Written task: Check each line of the listing below for the string "Movement", and give only how many lines hold it.

(Figure contents as structured data)
--------
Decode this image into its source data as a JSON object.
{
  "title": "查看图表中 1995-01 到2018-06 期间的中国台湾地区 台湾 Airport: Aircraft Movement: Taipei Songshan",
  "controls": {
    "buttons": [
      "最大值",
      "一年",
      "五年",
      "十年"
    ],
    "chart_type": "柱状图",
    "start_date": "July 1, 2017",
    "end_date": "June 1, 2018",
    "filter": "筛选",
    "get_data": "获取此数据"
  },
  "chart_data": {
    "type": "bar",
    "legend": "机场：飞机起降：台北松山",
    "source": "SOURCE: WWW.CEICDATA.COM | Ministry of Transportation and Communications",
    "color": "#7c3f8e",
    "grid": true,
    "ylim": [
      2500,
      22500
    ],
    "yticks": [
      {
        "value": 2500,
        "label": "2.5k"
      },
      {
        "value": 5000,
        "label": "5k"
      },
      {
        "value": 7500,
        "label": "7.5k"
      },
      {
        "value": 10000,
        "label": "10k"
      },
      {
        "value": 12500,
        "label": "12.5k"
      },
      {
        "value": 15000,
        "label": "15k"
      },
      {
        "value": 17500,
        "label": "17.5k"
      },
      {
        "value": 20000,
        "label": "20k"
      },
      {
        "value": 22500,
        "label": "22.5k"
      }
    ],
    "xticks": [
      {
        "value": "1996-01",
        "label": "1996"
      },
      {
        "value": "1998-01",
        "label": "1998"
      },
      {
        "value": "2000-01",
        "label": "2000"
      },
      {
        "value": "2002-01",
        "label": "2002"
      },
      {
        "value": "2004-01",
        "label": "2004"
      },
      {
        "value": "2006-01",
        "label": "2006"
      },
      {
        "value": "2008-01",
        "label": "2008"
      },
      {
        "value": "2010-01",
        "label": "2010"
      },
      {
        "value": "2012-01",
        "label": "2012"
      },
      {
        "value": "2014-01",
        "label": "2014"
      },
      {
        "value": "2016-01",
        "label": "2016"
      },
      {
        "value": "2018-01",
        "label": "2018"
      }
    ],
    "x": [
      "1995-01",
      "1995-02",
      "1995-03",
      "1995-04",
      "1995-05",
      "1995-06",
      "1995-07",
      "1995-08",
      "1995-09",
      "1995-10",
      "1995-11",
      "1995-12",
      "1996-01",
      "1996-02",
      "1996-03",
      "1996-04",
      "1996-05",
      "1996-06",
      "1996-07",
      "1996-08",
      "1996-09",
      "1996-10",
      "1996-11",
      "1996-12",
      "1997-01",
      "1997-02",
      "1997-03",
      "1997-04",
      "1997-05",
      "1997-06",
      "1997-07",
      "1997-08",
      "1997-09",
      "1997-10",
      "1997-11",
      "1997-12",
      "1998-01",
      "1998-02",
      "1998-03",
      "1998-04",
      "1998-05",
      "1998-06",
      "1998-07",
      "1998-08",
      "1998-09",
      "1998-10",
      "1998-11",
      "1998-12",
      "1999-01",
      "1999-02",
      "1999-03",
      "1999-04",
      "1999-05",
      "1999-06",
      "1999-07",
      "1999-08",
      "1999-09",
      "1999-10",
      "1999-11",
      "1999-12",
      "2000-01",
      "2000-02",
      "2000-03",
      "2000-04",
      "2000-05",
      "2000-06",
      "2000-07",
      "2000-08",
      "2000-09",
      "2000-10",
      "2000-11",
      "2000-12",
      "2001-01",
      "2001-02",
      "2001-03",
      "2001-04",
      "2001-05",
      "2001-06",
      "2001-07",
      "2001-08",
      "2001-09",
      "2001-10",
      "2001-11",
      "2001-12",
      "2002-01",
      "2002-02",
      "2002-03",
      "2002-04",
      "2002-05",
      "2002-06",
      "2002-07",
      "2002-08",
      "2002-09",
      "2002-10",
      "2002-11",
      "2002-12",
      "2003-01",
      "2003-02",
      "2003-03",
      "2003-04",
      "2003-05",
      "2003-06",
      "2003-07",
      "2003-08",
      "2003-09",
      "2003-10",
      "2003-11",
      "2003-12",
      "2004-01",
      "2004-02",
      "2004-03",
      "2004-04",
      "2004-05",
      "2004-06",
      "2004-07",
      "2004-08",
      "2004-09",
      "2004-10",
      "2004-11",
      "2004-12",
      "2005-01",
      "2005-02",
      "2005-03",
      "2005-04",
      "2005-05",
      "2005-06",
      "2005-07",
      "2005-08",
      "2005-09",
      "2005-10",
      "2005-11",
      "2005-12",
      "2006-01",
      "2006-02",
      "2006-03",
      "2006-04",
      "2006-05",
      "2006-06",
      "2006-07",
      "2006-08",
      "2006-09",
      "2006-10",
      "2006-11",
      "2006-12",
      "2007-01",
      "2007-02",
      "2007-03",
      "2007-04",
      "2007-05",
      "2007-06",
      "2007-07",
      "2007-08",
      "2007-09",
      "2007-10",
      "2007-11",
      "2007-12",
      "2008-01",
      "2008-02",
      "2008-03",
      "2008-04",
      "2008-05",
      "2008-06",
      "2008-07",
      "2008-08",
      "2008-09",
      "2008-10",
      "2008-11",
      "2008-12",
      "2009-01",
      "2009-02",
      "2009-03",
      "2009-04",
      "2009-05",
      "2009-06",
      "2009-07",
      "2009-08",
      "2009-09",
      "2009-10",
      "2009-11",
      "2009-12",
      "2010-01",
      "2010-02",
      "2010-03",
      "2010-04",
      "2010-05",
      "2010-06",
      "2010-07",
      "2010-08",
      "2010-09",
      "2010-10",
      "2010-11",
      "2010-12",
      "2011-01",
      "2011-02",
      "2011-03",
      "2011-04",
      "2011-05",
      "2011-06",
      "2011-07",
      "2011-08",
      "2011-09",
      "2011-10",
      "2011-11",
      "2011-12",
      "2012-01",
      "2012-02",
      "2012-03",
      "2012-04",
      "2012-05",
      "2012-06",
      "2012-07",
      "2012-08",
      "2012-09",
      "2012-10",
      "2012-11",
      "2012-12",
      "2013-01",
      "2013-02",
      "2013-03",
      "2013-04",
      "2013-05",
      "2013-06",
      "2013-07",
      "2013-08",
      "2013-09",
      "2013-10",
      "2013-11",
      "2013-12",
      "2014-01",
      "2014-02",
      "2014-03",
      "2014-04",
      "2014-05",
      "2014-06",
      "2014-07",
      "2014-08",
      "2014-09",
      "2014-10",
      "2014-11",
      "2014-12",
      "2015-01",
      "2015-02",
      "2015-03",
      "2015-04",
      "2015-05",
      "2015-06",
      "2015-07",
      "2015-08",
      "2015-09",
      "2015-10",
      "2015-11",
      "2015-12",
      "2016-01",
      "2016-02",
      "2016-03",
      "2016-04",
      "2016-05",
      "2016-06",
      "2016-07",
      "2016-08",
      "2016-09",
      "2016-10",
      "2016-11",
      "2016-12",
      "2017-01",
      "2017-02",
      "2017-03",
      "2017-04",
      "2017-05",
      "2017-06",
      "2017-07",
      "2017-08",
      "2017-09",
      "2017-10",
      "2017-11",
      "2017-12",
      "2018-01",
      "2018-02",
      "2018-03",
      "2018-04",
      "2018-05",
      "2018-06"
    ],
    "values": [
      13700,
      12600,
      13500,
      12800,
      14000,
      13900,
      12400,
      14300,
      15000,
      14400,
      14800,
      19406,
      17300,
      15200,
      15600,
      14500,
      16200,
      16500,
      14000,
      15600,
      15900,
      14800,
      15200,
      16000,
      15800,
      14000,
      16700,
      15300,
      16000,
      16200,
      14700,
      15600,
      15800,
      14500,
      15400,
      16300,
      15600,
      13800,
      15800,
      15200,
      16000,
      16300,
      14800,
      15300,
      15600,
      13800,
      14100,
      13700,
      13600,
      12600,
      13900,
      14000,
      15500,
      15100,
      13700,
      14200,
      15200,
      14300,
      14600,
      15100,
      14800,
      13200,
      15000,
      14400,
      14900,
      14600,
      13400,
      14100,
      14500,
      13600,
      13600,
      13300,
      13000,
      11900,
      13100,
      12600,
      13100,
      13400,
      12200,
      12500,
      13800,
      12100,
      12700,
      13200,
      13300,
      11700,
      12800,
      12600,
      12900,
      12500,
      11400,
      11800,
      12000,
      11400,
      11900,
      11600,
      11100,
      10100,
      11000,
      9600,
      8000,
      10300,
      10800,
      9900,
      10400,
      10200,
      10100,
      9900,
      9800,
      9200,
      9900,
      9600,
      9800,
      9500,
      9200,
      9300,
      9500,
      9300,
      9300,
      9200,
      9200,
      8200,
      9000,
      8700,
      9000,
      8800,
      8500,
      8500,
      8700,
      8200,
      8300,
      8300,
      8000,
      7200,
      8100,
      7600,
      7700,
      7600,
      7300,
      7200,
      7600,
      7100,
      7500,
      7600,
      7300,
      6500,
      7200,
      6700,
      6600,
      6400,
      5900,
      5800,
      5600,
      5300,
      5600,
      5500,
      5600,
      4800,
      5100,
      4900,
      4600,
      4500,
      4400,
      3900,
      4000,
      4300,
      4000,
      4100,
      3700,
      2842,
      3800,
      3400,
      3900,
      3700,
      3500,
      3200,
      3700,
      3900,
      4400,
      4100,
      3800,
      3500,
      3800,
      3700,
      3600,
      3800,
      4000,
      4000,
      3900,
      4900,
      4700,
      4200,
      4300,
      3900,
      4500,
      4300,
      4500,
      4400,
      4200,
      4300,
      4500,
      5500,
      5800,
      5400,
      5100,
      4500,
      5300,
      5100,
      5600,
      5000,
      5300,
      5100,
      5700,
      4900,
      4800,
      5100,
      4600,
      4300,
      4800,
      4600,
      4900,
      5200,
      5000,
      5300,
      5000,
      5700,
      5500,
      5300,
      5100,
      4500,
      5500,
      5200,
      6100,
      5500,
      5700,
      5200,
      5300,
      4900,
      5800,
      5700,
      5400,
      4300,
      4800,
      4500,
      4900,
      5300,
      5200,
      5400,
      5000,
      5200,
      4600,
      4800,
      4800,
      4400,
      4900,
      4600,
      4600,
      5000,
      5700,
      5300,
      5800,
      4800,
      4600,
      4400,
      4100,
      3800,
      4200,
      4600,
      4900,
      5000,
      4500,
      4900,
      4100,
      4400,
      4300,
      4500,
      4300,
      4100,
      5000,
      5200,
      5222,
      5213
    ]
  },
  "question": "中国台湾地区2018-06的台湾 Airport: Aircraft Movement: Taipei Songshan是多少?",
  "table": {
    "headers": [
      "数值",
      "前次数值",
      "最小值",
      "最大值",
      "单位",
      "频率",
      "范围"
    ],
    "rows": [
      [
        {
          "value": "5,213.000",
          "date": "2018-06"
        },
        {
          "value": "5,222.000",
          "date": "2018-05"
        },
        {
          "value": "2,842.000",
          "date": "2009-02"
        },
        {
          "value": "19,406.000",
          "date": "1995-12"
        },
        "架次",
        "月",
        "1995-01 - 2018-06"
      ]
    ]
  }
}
--------
Complete answer: 2